■ Aim ■
In the records below, count every line containing "attraction". Reply with the number only.

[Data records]
● ● ● ●

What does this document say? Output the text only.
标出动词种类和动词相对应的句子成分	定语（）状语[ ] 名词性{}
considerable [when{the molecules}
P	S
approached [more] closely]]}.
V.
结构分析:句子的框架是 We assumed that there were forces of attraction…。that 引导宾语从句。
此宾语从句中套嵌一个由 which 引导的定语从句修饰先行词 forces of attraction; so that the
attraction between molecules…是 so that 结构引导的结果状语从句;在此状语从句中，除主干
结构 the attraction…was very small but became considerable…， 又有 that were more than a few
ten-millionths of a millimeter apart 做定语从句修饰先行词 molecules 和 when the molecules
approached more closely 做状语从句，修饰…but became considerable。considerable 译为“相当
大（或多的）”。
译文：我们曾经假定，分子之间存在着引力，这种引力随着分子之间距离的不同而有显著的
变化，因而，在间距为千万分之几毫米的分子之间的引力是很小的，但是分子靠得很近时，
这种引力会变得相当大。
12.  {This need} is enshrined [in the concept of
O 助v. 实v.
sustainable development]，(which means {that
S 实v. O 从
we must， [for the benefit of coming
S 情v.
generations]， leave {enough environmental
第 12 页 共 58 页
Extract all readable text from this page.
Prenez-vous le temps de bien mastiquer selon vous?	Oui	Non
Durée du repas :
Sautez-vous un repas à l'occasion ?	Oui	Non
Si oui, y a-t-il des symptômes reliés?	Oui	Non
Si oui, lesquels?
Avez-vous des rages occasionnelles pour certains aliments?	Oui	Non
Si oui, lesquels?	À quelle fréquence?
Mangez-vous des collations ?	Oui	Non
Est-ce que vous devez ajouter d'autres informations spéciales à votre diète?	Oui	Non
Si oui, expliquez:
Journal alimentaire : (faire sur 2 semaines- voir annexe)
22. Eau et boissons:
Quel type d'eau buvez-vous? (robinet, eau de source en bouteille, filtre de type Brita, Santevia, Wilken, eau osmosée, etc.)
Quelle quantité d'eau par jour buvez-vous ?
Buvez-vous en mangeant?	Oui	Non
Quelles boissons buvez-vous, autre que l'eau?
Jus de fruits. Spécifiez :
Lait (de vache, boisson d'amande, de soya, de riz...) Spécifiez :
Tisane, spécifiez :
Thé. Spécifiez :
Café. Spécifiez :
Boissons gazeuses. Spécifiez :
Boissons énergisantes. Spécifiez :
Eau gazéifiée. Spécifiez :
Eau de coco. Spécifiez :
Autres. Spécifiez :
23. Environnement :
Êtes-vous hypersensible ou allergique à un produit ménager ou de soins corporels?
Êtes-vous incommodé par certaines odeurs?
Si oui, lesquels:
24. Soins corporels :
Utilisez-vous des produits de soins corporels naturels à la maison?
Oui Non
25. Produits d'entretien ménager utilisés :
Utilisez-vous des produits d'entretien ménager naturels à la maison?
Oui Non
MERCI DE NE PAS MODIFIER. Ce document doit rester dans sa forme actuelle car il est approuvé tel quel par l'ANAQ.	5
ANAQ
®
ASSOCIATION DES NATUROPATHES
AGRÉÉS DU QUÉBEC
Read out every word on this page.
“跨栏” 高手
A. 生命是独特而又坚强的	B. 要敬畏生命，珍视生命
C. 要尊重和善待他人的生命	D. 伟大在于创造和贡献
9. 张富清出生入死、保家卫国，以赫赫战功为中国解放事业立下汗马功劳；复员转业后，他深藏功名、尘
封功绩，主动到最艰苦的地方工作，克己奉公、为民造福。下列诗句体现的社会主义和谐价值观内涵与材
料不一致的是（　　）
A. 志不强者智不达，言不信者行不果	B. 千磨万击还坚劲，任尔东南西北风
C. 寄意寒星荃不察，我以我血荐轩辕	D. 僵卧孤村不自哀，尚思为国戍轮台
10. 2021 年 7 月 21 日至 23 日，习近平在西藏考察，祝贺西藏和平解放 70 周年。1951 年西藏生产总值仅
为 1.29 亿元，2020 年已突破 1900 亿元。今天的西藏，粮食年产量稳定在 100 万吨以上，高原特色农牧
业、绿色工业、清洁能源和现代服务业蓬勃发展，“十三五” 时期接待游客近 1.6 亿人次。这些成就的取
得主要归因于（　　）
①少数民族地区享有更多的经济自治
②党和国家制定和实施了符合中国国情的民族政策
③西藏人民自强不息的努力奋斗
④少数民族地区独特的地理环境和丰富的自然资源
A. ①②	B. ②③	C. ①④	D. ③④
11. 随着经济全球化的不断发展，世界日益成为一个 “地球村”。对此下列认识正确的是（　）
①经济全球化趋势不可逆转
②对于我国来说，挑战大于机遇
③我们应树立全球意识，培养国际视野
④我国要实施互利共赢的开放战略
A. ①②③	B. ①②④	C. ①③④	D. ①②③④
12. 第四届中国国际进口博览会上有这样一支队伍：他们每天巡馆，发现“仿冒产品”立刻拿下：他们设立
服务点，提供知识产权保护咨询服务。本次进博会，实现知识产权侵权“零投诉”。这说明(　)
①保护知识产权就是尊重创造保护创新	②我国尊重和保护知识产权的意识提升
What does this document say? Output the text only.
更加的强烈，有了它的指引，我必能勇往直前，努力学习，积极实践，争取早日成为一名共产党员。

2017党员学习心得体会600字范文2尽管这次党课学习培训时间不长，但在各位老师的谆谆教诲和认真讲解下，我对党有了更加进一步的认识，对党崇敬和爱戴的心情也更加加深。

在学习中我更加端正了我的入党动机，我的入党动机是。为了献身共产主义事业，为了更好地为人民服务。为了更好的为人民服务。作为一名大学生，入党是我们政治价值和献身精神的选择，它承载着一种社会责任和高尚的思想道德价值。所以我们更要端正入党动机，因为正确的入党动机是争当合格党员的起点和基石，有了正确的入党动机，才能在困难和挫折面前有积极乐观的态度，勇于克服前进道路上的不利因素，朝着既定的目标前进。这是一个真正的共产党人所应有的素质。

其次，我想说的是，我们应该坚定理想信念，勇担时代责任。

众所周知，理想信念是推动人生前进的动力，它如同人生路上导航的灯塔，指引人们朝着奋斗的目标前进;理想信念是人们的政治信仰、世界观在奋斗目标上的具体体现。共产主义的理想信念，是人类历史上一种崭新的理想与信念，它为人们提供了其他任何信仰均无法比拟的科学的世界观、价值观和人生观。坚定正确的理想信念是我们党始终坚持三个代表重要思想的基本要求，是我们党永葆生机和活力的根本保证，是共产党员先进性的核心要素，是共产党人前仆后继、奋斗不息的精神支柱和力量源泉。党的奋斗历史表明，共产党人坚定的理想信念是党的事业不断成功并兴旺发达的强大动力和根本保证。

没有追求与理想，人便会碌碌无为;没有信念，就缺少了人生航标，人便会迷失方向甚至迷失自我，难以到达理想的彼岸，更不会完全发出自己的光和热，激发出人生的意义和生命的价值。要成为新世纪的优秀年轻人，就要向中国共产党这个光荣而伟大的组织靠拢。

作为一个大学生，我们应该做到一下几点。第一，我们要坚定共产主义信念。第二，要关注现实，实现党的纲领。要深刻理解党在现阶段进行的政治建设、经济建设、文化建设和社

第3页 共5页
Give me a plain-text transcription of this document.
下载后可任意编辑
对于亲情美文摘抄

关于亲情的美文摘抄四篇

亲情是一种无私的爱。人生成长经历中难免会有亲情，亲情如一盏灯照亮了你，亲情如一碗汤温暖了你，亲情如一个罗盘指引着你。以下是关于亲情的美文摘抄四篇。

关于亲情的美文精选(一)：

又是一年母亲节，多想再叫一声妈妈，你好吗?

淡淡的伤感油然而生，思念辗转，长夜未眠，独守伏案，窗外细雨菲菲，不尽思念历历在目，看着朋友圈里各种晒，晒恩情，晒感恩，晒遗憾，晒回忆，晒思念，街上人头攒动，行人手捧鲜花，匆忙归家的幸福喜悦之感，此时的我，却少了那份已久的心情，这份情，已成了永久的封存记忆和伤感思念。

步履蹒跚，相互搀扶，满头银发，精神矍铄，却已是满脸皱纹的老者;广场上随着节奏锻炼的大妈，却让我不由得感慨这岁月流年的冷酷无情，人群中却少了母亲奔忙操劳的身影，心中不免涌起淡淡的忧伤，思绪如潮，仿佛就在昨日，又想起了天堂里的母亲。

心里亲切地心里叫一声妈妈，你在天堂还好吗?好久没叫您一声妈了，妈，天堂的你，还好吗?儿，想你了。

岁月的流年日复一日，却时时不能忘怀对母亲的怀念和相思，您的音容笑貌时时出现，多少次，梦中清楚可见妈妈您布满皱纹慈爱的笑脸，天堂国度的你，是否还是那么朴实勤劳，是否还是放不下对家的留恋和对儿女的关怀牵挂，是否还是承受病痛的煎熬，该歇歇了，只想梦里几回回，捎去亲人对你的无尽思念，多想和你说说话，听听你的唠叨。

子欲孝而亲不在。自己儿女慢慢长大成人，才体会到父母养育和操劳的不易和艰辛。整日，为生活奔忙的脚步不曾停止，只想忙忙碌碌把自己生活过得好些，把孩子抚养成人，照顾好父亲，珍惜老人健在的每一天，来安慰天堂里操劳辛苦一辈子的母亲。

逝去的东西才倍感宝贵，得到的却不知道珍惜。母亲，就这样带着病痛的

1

● ● ● ●

■ Response to this task ■
4